>> begin Provided records

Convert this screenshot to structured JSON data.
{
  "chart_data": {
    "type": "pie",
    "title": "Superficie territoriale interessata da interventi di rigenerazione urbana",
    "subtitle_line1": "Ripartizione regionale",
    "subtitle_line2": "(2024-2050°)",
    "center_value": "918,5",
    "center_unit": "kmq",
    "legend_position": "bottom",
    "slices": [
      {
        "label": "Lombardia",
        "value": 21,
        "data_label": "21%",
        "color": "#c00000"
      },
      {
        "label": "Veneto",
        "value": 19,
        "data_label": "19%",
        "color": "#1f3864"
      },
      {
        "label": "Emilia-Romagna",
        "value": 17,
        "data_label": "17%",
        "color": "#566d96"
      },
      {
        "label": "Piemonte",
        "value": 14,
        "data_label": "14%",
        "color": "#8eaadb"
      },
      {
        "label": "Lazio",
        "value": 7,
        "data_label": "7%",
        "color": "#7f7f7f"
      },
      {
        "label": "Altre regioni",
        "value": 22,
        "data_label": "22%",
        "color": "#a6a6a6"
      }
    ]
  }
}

>> end Provided records

_Exercise goal_
Your task is to report how many lines of the material include the string "color". Give the number and no other words.

_Written response_
6